_WORK REQUIRED_. Skip the images and copy each record exactly as written.

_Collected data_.

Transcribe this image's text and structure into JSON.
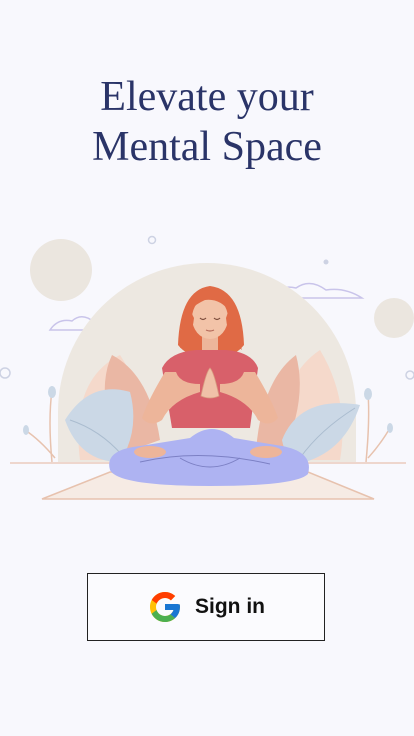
{
  "welcome": {
    "title_line1": "Elevate your",
    "title_line2": "Mental Space"
  },
  "illustration": {
    "subject": "woman-meditating-lotus-pose"
  },
  "signin": {
    "label": "Sign in",
    "icon": "google-icon"
  },
  "colors": {
    "background": "#f8f8fd",
    "title": "#2a3468",
    "button_border": "#222222",
    "google_blue": "#4285F4",
    "google_red": "#EA4335",
    "google_yellow": "#FBBC05",
    "google_green": "#34A853"
  }
}
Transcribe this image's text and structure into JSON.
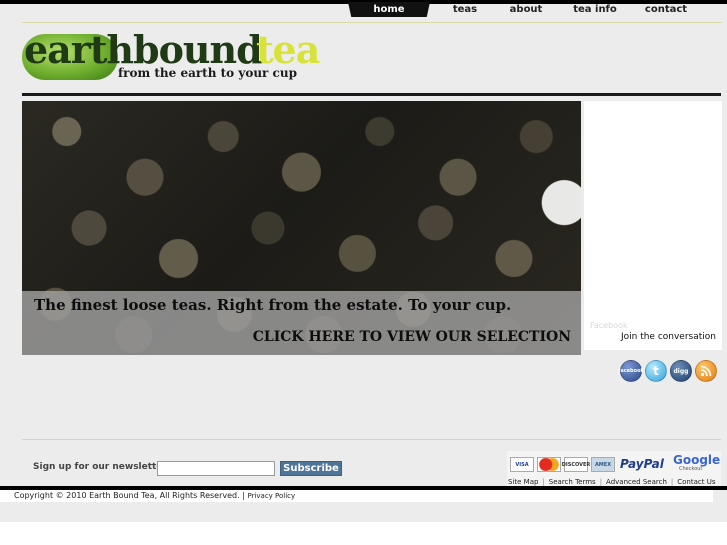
{
  "nav": {
    "items": [
      {
        "label": "home",
        "active": true
      },
      {
        "label": "teas",
        "active": false
      },
      {
        "label": "about",
        "active": false
      },
      {
        "label": "tea info",
        "active": false
      },
      {
        "label": "contact",
        "active": false
      }
    ]
  },
  "logo": {
    "word1": "earthbound",
    "word2": "tea",
    "tagline": "from the earth to your cup"
  },
  "hero": {
    "line1": "The finest loose teas. Right from the estate. To your cup.",
    "line2": "CLICK HERE TO VIEW OUR SELECTION"
  },
  "side": {
    "faint_text": "Facebook",
    "join": "Join the conversation"
  },
  "social": [
    {
      "name": "facebook",
      "icon": "facebook-icon",
      "text": "facebook"
    },
    {
      "name": "twitter",
      "icon": "twitter-icon",
      "text": "t"
    },
    {
      "name": "digg",
      "icon": "digg-icon",
      "text": "digg"
    },
    {
      "name": "rss",
      "icon": "rss-icon",
      "text": ""
    }
  ],
  "newsletter": {
    "label": "Sign up for our newsletter:",
    "input_value": "",
    "button": "Subscribe"
  },
  "payment": {
    "visa": "VISA",
    "mastercard": "MasterCard",
    "discover": "DISCOVER",
    "amex": "AMEX",
    "paypal": "PayPal",
    "google": "Google",
    "google_sub": "Checkout"
  },
  "footer_links": [
    "Site Map",
    "Search Terms",
    "Advanced Search",
    "Contact Us"
  ],
  "copyright": {
    "text": "Copyright © 2010 Earth Bound Tea, All Rights Reserved. |",
    "privacy": "Privacy Policy"
  },
  "colors": {
    "button_blue": "#4f7598",
    "logo_dark": "#1f3a14",
    "logo_yellow": "#d8e33a"
  }
}
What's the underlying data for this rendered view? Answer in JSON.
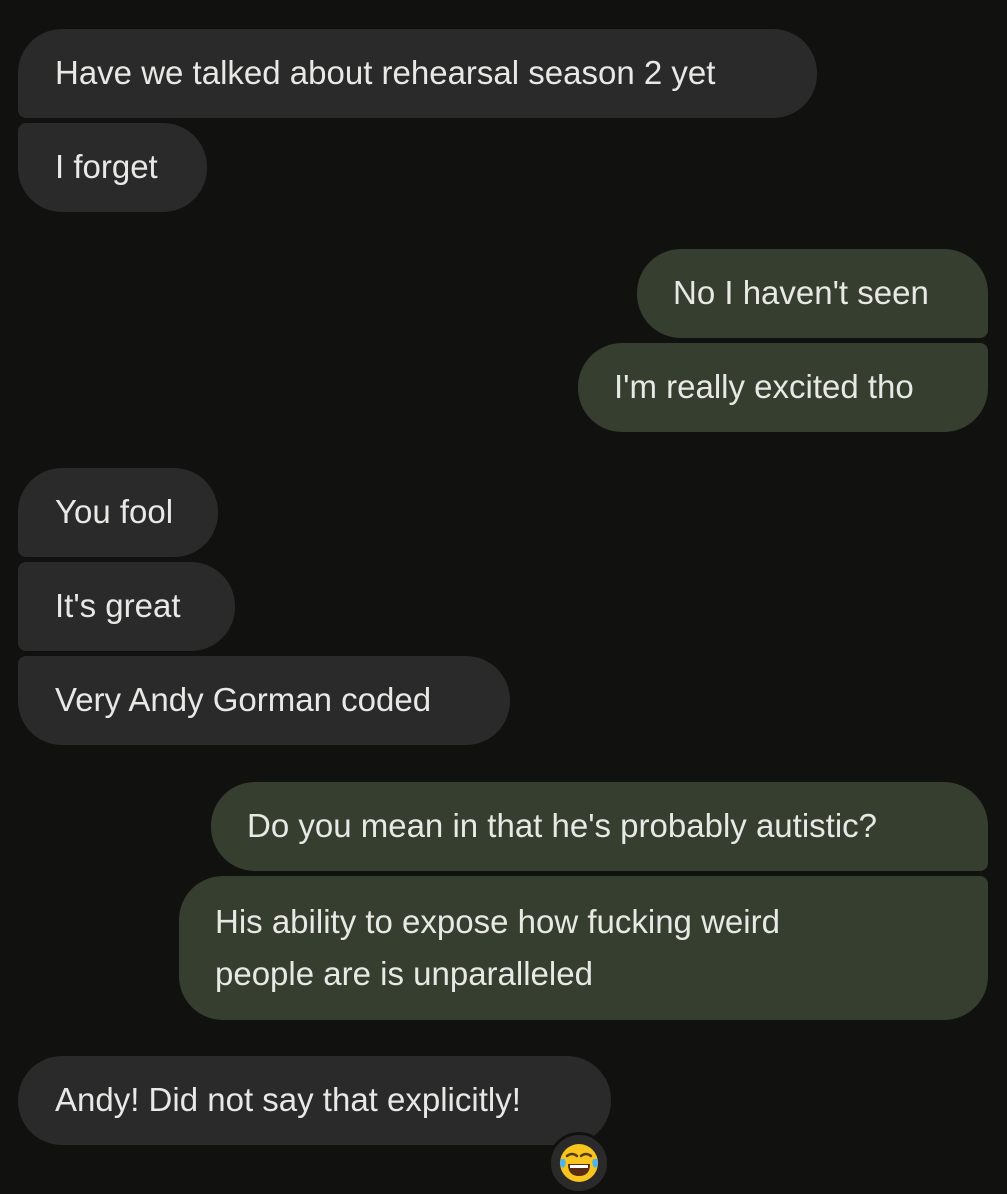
{
  "messages": [
    {
      "id": "m1",
      "direction": "incoming",
      "text": "Have we talked about rehearsal season 2 yet"
    },
    {
      "id": "m2",
      "direction": "incoming",
      "text": "I forget"
    },
    {
      "id": "m3",
      "direction": "outgoing",
      "text": "No I haven't seen"
    },
    {
      "id": "m4",
      "direction": "outgoing",
      "text": "I'm really excited tho"
    },
    {
      "id": "m5",
      "direction": "incoming",
      "text": "You fool"
    },
    {
      "id": "m6",
      "direction": "incoming",
      "text": "It's great"
    },
    {
      "id": "m7",
      "direction": "incoming",
      "text": "Very Andy Gorman coded"
    },
    {
      "id": "m8",
      "direction": "outgoing",
      "text": "Do you mean in that he's probably autistic?"
    },
    {
      "id": "m9",
      "direction": "outgoing",
      "text": "His ability to expose how fucking weird people are is unparalleled"
    },
    {
      "id": "m10",
      "direction": "incoming",
      "text": "Andy! Did not say that explicitly!"
    }
  ],
  "reaction": {
    "icon": "face-with-tears-of-joy-icon",
    "emoji": "😂"
  },
  "colors": {
    "background": "#111210",
    "incoming_bubble": "#2a2a2a",
    "outgoing_bubble": "#363f2f",
    "text": "#e8e8e6"
  }
}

_THE ANSWER_.
Transcribe this image's text and structure into JSON.
{
  "welcome": {
    "title_line1": "Elevate your",
    "title_line2": "Mental Space"
  },
  "illustration": {
    "subject": "woman-meditating-lotus-pose"
  },
  "signin": {
    "label": "Sign in",
    "icon": "google-icon"
  },
  "colors": {
    "background": "#f8f8fd",
    "title": "#2a3468",
    "button_border": "#222222",
    "google_blue": "#4285F4",
    "google_red": "#EA4335",
    "google_yellow": "#FBBC05",
    "google_green": "#34A853"
  }
}
Transcribe this image's text and structure into JSON.
{
  "nav": {
    "items": [
      {
        "label": "home",
        "active": true
      },
      {
        "label": "teas",
        "active": false
      },
      {
        "label": "about",
        "active": false
      },
      {
        "label": "tea info",
        "active": false
      },
      {
        "label": "contact",
        "active": false
      }
    ]
  },
  "logo": {
    "word1": "earthbound",
    "word2": "tea",
    "tagline": "from the earth to your cup"
  },
  "hero": {
    "line1": "The finest loose teas. Right from the estate. To your cup.",
    "line2": "CLICK HERE TO VIEW OUR SELECTION"
  },
  "side": {
    "faint_text": "Facebook",
    "join": "Join the conversation"
  },
  "social": [
    {
      "name": "facebook",
      "icon": "facebook-icon",
      "text": "facebook"
    },
    {
      "name": "twitter",
      "icon": "twitter-icon",
      "text": "t"
    },
    {
      "name": "digg",
      "icon": "digg-icon",
      "text": "digg"
    },
    {
      "name": "rss",
      "icon": "rss-icon",
      "text": ""
    }
  ],
  "newsletter": {
    "label": "Sign up for our newsletter:",
    "input_value": "",
    "button": "Subscribe"
  },
  "payment": {
    "visa": "VISA",
    "mastercard": "MasterCard",
    "discover": "DISCOVER",
    "amex": "AMEX",
    "paypal": "PayPal",
    "google": "Google",
    "google_sub": "Checkout"
  },
  "footer_links": [
    "Site Map",
    "Search Terms",
    "Advanced Search",
    "Contact Us"
  ],
  "copyright": {
    "text": "Copyright © 2010 Earth Bound Tea, All Rights Reserved. |",
    "privacy": "Privacy Policy"
  },
  "colors": {
    "button_blue": "#4f7598",
    "logo_dark": "#1f3a14",
    "logo_yellow": "#d8e33a"
  }
}
What's the underlying data for this rendered view? Answer in JSON.
{
  "messages": [
    {
      "id": "m1",
      "direction": "incoming",
      "text": "Have we talked about rehearsal season 2 yet"
    },
    {
      "id": "m2",
      "direction": "incoming",
      "text": "I forget"
    },
    {
      "id": "m3",
      "direction": "outgoing",
      "text": "No I haven't seen"
    },
    {
      "id": "m4",
      "direction": "outgoing",
      "text": "I'm really excited tho"
    },
    {
      "id": "m5",
      "direction": "incoming",
      "text": "You fool"
    },
    {
      "id": "m6",
      "direction": "incoming",
      "text": "It's great"
    },
    {
      "id": "m7",
      "direction": "incoming",
      "text": "Very Andy Gorman coded"
    },
    {
      "id": "m8",
      "direction": "outgoing",
      "text": "Do you mean in that he's probably autistic?"
    },
    {
      "id": "m9",
      "direction": "outgoing",
      "text": "His ability to expose how fucking weird people are is unparalleled"
    },
    {
      "id": "m10",
      "direction": "incoming",
      "text": "Andy! Did not say that explicitly!"
    }
  ],
  "reaction": {
    "icon": "face-with-tears-of-joy-icon",
    "emoji": "😂"
  },
  "colors": {
    "background": "#111210",
    "incoming_bubble": "#2a2a2a",
    "outgoing_bubble": "#363f2f",
    "text": "#e8e8e6"
  }
}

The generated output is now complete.